── TASK INPUT ──

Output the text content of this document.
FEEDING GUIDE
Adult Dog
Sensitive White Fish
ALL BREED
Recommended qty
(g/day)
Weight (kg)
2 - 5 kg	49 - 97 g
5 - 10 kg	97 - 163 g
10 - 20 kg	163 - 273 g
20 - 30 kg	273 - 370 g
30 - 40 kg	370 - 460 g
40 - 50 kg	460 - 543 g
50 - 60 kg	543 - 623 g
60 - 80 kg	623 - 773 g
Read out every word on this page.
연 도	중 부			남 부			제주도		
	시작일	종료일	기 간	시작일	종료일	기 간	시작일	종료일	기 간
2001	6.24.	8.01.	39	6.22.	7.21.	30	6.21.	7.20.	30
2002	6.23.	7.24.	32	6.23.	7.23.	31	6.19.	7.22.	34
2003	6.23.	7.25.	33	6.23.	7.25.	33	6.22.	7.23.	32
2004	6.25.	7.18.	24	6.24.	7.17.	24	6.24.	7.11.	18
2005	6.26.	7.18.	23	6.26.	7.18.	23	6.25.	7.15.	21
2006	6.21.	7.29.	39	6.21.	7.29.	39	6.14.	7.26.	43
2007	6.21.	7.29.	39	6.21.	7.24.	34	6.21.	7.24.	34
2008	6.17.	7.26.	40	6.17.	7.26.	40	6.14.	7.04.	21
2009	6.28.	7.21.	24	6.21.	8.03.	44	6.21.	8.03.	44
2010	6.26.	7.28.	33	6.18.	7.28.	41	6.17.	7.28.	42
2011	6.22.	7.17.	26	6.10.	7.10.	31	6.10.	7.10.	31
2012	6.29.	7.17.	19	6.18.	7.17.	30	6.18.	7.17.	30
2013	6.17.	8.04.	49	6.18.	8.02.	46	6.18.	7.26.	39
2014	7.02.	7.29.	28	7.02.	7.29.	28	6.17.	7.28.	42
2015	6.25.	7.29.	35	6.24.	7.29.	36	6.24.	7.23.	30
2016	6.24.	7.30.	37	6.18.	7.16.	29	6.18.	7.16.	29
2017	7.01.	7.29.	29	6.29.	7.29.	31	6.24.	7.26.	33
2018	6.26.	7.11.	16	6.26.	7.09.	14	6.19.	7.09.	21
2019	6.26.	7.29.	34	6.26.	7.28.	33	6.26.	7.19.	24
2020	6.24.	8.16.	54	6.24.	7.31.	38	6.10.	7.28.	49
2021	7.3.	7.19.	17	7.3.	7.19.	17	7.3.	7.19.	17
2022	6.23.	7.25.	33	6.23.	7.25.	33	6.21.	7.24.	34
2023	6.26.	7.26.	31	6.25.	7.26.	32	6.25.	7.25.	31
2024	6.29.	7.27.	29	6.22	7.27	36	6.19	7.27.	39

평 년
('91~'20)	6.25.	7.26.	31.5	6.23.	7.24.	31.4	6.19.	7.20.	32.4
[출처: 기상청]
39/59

───

SET TASK – Return, unchanged, each line from the line containing "Read out every word on this page." through the last line of the material.

EXERCISE OUTPUT –
Read out every word on this page.
연 도	중 부			남 부			제주도		
	시작일	종료일	기 간	시작일	종료일	기 간	시작일	종료일	기 간
2001	6.24.	8.01.	39	6.22.	7.21.	30	6.21.	7.20.	30
2002	6.23.	7.24.	32	6.23.	7.23.	31	6.19.	7.22.	34
2003	6.23.	7.25.	33	6.23.	7.25.	33	6.22.	7.23.	32
2004	6.25.	7.18.	24	6.24.	7.17.	24	6.24.	7.11.	18
2005	6.26.	7.18.	23	6.26.	7.18.	23	6.25.	7.15.	21
2006	6.21.	7.29.	39	6.21.	7.29.	39	6.14.	7.26.	43
2007	6.21.	7.29.	39	6.21.	7.24.	34	6.21.	7.24.	34
2008	6.17.	7.26.	40	6.17.	7.26.	40	6.14.	7.04.	21
2009	6.28.	7.21.	24	6.21.	8.03.	44	6.21.	8.03.	44
2010	6.26.	7.28.	33	6.18.	7.28.	41	6.17.	7.28.	42
2011	6.22.	7.17.	26	6.10.	7.10.	31	6.10.	7.10.	31
2012	6.29.	7.17.	19	6.18.	7.17.	30	6.18.	7.17.	30
2013	6.17.	8.04.	49	6.18.	8.02.	46	6.18.	7.26.	39
2014	7.02.	7.29.	28	7.02.	7.29.	28	6.17.	7.28.	42
2015	6.25.	7.29.	35	6.24.	7.29.	36	6.24.	7.23.	30
2016	6.24.	7.30.	37	6.18.	7.16.	29	6.18.	7.16.	29
2017	7.01.	7.29.	29	6.29.	7.29.	31	6.24.	7.26.	33
2018	6.26.	7.11.	16	6.26.	7.09.	14	6.19.	7.09.	21
2019	6.26.	7.29.	34	6.26.	7.28.	33	6.26.	7.19.	24
2020	6.24.	8.16.	54	6.24.	7.31.	38	6.10.	7.28.	49
2021	7.3.	7.19.	17	7.3.	7.19.	17	7.3.	7.19.	17
2022	6.23.	7.25.	33	6.23.	7.25.	33	6.21.	7.24.	34
2023	6.26.	7.26.	31	6.25.	7.26.	32	6.25.	7.25.	31
2024	6.29.	7.27.	29	6.22	7.27	36	6.19	7.27.	39

평 년
('91~'20)	6.25.	7.26.	31.5	6.23.	7.24.	31.4	6.19.	7.20.	32.4
[출처: 기상청]
39/59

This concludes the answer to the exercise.